### Written request
All of the material below is to be restated word for word, apart from the pictures.

### Data supplied

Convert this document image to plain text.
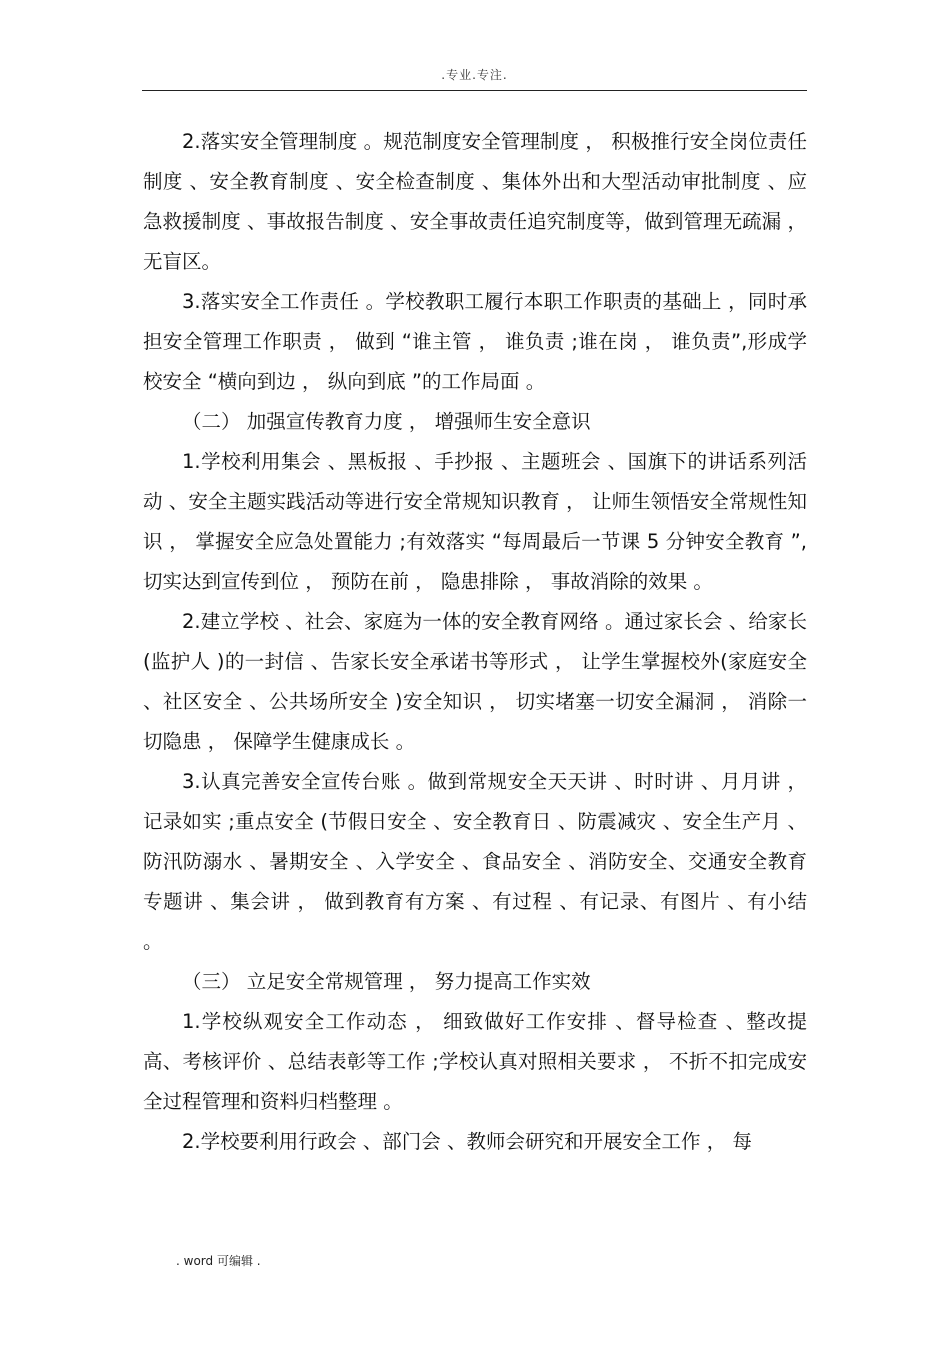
.专业.专注.

2.落实安全管理制度 。规范制度安全管理制度 ， 积极推行安全岗位责任制度 、安全教育制度 、安全检查制度 、集体外出和大型活动审批制度 、应急救援制度 、事故报告制度 、安全事故责任追究制度等，做到管理无疏漏 ， 无盲区。

3.落实安全工作责任 。学校教职工履行本职工作职责的基础上 ，同时承担安全管理工作职责 ， 做到 “谁主管 ， 谁负责 ;谁在岗 ， 谁负责”,形成学校安全 “横向到边 ， 纵向到底 ”的工作局面 。

（二） 加强宣传教育力度 ， 增强师生安全意识

1.学校利用集会 、黑板报 、手抄报 、主题班会 、国旗下的讲话系列活动 、安全主题实践活动等进行安全常规知识教育 ， 让师生领悟安全常规性知识 ， 掌握安全应急处置能力 ;有效落实 “每周最后一节课 5 分钟安全教育 ”,切实达到宣传到位 ， 预防在前 ， 隐患排除 ， 事故消除的效果 。

2.建立学校 、社会、家庭为一体的安全教育网络 。通过家长会 、给家长 (监护人 )的一封信 、告家长安全承诺书等形式 ， 让学生掌握校外(家庭安全 、社区安全 、公共场所安全 )安全知识 ， 切实堵塞一切安全漏洞 ， 消除一切隐患 ， 保障学生健康成长 。

3.认真完善安全宣传台账 。做到常规安全天天讲 、时时讲 、月月讲 ， 记录如实 ;重点安全 (节假日安全 、安全教育日 、防震减灾 、安全生产月 、防汛防溺水 、暑期安全 、入学安全 、食品安全 、消防安全、交通安全教育专题讲 、集会讲 ， 做到教育有方案 、有过程 、有记录、有图片 、有小结 。

（三） 立足安全常规管理 ， 努力提高工作实效

1.学校纵观安全工作动态 ， 细致做好工作安排 、督导检查 、整改提高、考核评价 、总结表彰等工作 ;学校认真对照相关要求 ， 不折不扣完成安全过程管理和资料归档整理 。

2.学校要利用行政会 、部门会 、教师会研究和开展安全工作 ， 每

. word 可编辑 .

### Exercise answer
Convert this document image to plain text.
.专业.专注.

2.落实安全管理制度 。规范制度安全管理制度 ， 积极推行安全岗位责任制度 、安全教育制度 、安全检查制度 、集体外出和大型活动审批制度 、应急救援制度 、事故报告制度 、安全事故责任追究制度等，做到管理无疏漏 ， 无盲区。

3.落实安全工作责任 。学校教职工履行本职工作职责的基础上 ，同时承担安全管理工作职责 ， 做到 “谁主管 ， 谁负责 ;谁在岗 ， 谁负责”,形成学校安全 “横向到边 ， 纵向到底 ”的工作局面 。

（二） 加强宣传教育力度 ， 增强师生安全意识

1.学校利用集会 、黑板报 、手抄报 、主题班会 、国旗下的讲话系列活动 、安全主题实践活动等进行安全常规知识教育 ， 让师生领悟安全常规性知识 ， 掌握安全应急处置能力 ;有效落实 “每周最后一节课 5 分钟安全教育 ”,切实达到宣传到位 ， 预防在前 ， 隐患排除 ， 事故消除的效果 。

2.建立学校 、社会、家庭为一体的安全教育网络 。通过家长会 、给家长 (监护人 )的一封信 、告家长安全承诺书等形式 ， 让学生掌握校外(家庭安全 、社区安全 、公共场所安全 )安全知识 ， 切实堵塞一切安全漏洞 ， 消除一切隐患 ， 保障学生健康成长 。

3.认真完善安全宣传台账 。做到常规安全天天讲 、时时讲 、月月讲 ， 记录如实 ;重点安全 (节假日安全 、安全教育日 、防震减灾 、安全生产月 、防汛防溺水 、暑期安全 、入学安全 、食品安全 、消防安全、交通安全教育专题讲 、集会讲 ， 做到教育有方案 、有过程 、有记录、有图片 、有小结 。

（三） 立足安全常规管理 ， 努力提高工作实效

1.学校纵观安全工作动态 ， 细致做好工作安排 、督导检查 、整改提高、考核评价 、总结表彰等工作 ;学校认真对照相关要求 ， 不折不扣完成安全过程管理和资料归档整理 。

2.学校要利用行政会 、部门会 、教师会研究和开展安全工作 ， 每

. word 可编辑 .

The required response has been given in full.